## start Exercise input

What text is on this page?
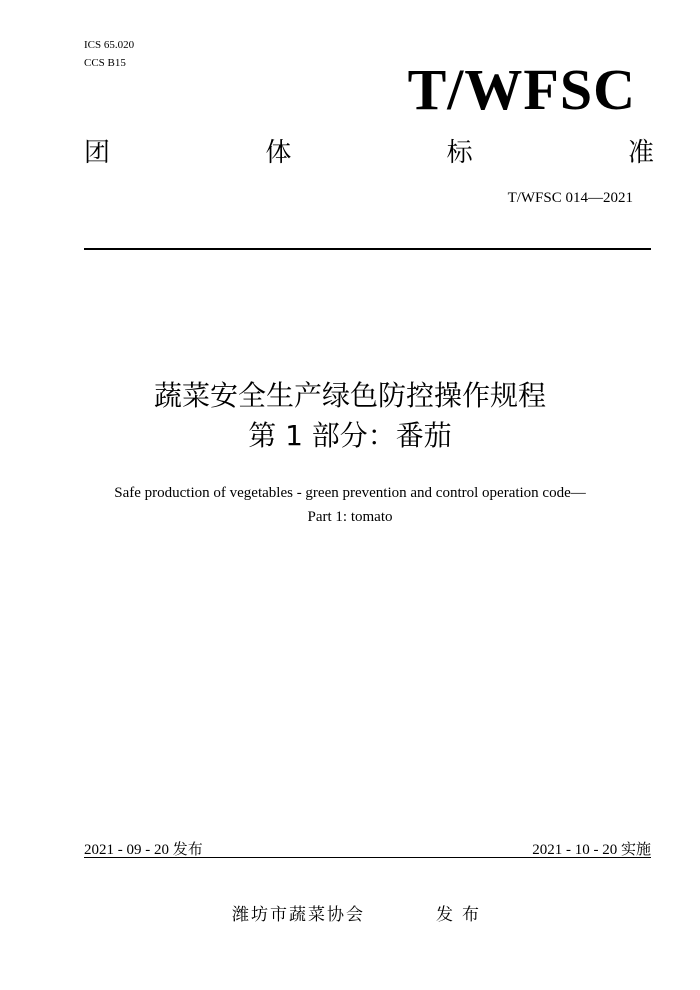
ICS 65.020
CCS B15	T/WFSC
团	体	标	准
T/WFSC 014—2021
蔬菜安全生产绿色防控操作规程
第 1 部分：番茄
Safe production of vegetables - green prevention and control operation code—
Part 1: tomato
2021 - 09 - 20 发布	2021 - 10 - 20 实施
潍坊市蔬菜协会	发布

## end Exercise input
## start Exercise input

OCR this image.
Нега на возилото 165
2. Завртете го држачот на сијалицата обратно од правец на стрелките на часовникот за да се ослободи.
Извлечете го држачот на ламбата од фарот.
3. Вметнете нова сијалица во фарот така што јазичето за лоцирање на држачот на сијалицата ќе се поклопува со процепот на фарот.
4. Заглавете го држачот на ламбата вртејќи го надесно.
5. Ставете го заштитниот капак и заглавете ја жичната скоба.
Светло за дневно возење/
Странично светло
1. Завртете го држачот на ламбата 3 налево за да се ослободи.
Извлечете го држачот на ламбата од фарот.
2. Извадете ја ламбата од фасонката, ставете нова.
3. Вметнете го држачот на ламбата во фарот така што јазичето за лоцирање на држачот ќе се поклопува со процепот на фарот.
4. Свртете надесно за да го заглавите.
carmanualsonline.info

## end Exercise input

*What is required*:
Where a line holds the string "така", copy that line.

*Finished task*:
3. Вметнете нова сијалица во фарот така што јазичето за лоцирање на држачот на сијалицата ќе се поклопува со процепот на фарот.
3. Вметнете го држачот на ламбата во фарот така што јазичето за лоцирање на држачот ќе се поклопува со процепот на фарот.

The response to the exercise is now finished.